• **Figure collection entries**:

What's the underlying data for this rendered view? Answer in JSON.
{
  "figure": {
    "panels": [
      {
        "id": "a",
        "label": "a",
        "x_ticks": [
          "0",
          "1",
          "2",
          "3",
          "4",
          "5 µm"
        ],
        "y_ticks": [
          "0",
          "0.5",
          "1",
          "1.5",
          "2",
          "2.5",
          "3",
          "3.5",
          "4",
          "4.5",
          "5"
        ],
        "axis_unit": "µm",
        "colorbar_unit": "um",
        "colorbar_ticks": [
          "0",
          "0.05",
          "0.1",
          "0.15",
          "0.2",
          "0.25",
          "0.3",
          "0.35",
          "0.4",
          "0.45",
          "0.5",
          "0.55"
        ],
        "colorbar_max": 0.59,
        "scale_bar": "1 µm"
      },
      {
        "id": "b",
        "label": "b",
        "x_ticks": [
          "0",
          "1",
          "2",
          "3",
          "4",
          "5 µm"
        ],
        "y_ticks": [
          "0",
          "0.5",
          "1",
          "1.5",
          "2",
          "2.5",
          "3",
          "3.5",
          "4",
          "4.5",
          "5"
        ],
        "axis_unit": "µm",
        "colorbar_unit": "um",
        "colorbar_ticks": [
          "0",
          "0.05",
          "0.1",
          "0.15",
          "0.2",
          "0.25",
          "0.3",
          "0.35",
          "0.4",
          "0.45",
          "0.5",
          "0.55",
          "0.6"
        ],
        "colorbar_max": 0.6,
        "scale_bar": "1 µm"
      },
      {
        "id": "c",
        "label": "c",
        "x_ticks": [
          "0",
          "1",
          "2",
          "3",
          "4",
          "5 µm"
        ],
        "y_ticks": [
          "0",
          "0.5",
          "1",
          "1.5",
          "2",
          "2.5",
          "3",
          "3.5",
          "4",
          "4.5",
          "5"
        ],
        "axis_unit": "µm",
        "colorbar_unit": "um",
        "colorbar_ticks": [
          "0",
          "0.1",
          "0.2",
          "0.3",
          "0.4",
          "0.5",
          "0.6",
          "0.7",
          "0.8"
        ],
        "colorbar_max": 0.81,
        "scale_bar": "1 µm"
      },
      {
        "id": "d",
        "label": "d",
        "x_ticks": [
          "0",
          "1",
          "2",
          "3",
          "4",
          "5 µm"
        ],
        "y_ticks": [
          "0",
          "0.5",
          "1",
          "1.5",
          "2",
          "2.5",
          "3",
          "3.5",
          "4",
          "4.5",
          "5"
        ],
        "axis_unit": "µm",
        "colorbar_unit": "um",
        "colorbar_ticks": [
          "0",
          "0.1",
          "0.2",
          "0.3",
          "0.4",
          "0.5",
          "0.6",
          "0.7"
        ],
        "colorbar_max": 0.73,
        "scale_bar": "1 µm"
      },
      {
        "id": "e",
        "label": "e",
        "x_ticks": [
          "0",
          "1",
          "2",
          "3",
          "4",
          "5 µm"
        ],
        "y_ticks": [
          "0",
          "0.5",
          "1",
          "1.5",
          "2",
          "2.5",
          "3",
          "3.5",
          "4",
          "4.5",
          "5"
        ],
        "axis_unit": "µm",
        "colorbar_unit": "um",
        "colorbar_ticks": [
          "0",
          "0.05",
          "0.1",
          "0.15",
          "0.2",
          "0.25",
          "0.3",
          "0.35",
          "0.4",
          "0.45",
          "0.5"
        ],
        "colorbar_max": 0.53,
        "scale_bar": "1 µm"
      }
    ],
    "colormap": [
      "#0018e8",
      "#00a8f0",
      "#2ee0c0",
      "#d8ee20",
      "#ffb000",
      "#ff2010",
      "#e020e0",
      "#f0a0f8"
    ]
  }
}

• **Set task**:
Copy every line that includes the string "label" from the material above.

• **The response**:
        "label": "a",
        "label": "b",
        "label": "c",
        "label": "d",
        "label": "e",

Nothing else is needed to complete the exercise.